»»
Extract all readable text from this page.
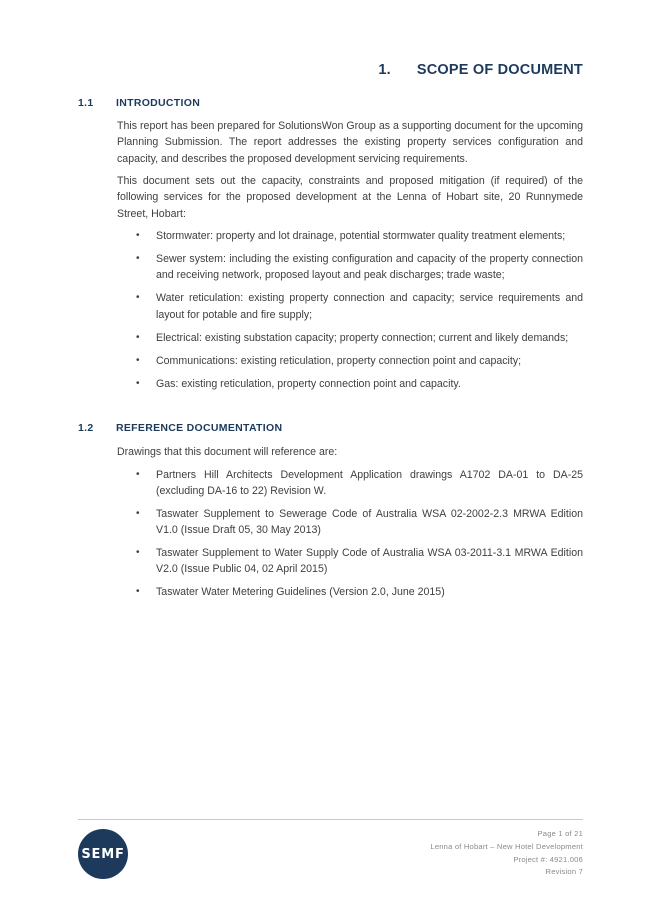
1. SCOPE OF DOCUMENT
1.1 INTRODUCTION

This report has been prepared for SolutionsWon Group as a supporting document for the upcoming Planning Submission. The report addresses the existing property services configuration and capacity, and describes the proposed development servicing requirements.

This document sets out the capacity, constraints and proposed mitigation (if required) of the following services for the proposed development at the Lenna of Hobart site, 20 Runnymede Street, Hobart:

• Stormwater: property and lot drainage, potential stormwater quality treatment elements;
• Sewer system: including the existing configuration and capacity of the property connection and receiving network, proposed layout and peak discharges; trade waste;
• Water reticulation: existing property connection and capacity; service requirements and layout for potable and fire supply;
• Electrical: existing substation capacity; property connection; current and likely demands;
• Communications: existing reticulation, property connection point and capacity;
• Gas: existing reticulation, property connection point and capacity.
1.2 REFERENCE DOCUMENTATION

Drawings that this document will reference are:

• Partners Hill Architects Development Application drawings A1702 DA-01 to DA-25 (excluding DA-16 to 22) Revision W.
• Taswater Supplement to Sewerage Code of Australia WSA 02-2002-2.3 MRWA Edition V1.0 (Issue Draft 05, 30 May 2013)
• Taswater Supplement to Water Supply Code of Australia WSA 03-2011-3.1 MRWA Edition V2.0 (Issue Public 04, 02 April 2015)
• Taswater Water Metering Guidelines (Version 2.0, June 2015)
SEMF
Page 1 of 21
Lenna of Hobart – New Hotel Development
Project #: 4921.006
Revision 7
««
Show each line of the data that contains the string "Code".

▶ **THE RESPONSE**
• Taswater Supplement to Sewerage Code of Australia WSA 02-2002-2.3 MRWA Edition V1.0 (Issue Draft 05, 30 May 2013)
• Taswater Supplement to Water Supply Code of Australia WSA 03-2011-3.1 MRWA Edition V2.0 (Issue Public 04, 02 April 2015)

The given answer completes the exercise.